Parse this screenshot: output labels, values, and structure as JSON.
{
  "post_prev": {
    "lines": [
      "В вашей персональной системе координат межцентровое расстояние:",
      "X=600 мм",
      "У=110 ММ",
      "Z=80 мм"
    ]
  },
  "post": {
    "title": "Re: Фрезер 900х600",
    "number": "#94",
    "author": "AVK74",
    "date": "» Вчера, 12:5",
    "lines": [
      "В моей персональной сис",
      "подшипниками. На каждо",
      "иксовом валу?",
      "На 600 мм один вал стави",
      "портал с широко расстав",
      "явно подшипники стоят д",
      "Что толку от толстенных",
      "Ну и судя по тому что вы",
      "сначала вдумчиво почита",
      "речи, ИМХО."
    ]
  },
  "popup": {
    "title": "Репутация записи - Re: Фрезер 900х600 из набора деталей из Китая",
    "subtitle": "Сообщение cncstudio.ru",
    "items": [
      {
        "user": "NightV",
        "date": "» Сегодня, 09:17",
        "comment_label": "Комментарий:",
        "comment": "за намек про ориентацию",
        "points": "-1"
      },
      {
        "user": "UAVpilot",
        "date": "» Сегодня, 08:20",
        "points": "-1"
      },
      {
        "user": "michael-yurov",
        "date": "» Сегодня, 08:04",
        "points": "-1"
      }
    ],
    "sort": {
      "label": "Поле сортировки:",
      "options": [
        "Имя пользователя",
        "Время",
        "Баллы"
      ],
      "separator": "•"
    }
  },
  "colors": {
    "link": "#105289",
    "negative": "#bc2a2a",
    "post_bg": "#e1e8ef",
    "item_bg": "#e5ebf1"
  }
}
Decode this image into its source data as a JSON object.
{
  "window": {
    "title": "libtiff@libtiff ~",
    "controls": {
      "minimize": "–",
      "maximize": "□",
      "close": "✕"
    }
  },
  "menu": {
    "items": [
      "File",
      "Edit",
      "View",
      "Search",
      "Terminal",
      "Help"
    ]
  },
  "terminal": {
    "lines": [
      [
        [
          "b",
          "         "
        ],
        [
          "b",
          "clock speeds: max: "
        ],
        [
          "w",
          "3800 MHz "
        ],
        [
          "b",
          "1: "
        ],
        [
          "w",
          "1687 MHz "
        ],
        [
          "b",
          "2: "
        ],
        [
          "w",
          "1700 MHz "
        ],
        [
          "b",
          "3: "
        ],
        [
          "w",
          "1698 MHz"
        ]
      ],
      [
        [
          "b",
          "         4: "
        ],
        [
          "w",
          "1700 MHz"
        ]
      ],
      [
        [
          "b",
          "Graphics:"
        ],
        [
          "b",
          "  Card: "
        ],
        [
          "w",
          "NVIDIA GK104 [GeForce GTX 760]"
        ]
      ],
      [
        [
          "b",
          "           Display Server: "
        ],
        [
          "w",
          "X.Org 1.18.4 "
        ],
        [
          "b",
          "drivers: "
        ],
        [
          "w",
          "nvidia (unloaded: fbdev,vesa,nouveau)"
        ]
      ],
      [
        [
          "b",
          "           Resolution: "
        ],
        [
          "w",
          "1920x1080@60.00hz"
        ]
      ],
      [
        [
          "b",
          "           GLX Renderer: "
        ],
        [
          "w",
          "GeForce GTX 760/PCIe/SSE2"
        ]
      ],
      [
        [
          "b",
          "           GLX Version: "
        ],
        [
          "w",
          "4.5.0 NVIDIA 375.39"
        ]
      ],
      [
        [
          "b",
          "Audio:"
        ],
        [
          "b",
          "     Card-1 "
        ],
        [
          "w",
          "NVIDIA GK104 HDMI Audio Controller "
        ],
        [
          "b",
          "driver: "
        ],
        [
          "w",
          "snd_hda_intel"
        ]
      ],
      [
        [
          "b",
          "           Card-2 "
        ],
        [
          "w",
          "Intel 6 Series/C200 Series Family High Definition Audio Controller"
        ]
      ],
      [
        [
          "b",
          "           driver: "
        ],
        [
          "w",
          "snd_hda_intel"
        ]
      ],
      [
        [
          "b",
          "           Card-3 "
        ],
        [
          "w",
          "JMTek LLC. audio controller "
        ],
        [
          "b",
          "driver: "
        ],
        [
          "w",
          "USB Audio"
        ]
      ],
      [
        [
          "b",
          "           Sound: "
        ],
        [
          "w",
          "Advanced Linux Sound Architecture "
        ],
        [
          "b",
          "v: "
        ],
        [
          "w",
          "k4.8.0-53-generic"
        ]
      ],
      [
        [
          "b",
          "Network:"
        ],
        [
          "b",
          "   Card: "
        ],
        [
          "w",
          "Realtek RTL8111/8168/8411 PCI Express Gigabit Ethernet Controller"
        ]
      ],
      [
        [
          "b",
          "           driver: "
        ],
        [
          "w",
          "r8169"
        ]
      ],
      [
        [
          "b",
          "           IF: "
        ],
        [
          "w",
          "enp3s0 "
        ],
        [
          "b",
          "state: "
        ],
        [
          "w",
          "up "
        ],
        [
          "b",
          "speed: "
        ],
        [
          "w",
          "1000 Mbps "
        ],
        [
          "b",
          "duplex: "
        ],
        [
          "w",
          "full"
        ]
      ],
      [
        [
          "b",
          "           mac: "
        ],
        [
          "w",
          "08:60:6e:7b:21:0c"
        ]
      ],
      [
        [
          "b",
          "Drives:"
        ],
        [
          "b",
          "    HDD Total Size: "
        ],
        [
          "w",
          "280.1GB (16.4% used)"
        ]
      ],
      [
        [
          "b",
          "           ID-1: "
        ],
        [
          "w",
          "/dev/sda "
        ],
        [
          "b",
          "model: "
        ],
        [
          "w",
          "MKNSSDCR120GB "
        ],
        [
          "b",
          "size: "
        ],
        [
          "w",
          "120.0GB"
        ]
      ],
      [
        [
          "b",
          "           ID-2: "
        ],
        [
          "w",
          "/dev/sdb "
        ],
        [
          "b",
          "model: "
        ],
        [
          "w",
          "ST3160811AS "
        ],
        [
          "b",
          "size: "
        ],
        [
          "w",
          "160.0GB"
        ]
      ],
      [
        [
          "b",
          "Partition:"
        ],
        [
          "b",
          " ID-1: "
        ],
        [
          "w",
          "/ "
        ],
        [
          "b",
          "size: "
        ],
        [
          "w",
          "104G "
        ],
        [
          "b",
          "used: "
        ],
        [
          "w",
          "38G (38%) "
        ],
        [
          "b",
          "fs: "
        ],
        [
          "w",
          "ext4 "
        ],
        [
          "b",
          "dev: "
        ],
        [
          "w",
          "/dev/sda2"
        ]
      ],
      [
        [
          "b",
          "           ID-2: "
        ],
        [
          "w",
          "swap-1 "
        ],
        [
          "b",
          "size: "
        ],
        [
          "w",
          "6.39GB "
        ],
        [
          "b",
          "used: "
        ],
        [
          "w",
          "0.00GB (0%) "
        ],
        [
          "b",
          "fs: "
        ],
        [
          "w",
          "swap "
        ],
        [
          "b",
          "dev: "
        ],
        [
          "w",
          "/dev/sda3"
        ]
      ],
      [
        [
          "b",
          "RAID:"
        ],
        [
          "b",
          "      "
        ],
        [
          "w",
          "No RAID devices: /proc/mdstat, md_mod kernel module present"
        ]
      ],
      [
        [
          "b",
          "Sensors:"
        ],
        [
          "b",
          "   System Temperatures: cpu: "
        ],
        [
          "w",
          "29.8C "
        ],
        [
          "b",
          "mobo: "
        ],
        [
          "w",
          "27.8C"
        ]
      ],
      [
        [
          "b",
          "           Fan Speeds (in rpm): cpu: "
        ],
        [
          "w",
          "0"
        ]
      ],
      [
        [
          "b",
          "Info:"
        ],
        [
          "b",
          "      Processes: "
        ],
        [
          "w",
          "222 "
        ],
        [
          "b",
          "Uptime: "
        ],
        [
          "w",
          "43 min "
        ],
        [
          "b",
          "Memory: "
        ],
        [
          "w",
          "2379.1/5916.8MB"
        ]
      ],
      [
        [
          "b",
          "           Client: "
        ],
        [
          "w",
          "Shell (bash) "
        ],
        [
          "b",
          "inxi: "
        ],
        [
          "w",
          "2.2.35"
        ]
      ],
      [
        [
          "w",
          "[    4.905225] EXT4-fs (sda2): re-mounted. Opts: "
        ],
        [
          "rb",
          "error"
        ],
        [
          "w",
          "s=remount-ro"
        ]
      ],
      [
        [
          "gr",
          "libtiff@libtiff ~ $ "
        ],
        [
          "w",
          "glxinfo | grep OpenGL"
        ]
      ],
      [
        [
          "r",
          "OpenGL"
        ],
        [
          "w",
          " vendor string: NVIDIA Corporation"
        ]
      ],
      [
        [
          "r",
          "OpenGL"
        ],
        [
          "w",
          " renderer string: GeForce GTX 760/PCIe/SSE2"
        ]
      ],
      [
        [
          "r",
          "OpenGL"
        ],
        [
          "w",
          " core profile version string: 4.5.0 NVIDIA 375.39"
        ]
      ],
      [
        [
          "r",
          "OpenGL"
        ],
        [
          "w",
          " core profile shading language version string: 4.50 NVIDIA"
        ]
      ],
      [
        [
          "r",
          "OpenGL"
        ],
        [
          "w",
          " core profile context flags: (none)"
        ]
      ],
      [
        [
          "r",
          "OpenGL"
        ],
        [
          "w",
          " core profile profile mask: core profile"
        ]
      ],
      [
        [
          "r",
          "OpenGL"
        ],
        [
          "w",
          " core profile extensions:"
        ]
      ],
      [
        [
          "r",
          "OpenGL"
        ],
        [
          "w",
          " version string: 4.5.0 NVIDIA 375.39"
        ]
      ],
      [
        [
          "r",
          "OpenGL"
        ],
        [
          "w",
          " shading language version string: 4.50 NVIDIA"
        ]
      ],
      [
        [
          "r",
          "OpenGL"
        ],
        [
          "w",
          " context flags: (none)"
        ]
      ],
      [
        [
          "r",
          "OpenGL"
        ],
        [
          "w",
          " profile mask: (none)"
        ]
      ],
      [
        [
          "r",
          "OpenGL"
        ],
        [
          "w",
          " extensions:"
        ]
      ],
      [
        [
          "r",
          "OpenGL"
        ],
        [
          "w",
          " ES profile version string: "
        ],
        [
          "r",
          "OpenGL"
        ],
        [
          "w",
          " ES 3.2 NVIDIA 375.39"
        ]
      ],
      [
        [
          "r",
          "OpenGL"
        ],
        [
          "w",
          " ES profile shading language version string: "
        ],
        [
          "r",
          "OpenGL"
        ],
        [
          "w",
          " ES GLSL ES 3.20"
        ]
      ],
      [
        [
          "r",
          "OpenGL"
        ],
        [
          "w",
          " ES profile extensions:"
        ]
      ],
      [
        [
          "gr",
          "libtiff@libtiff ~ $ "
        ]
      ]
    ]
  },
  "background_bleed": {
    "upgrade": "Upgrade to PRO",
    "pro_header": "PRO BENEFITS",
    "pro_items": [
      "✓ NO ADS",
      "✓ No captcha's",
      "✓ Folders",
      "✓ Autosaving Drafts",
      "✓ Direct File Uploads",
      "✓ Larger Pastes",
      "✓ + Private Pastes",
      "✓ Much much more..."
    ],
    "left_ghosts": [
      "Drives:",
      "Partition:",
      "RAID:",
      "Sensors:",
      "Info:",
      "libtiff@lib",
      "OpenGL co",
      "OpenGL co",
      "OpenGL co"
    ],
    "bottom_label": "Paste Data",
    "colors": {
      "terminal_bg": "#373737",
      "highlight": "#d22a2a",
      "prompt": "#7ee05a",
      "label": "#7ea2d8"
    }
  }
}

▸ Task details
Gather up, from the records above, each line where the word "none" appears.

▸ Finished exercise
          " core profile context flags: (none)"
          " context flags: (none)"
          " profile mask: (none)"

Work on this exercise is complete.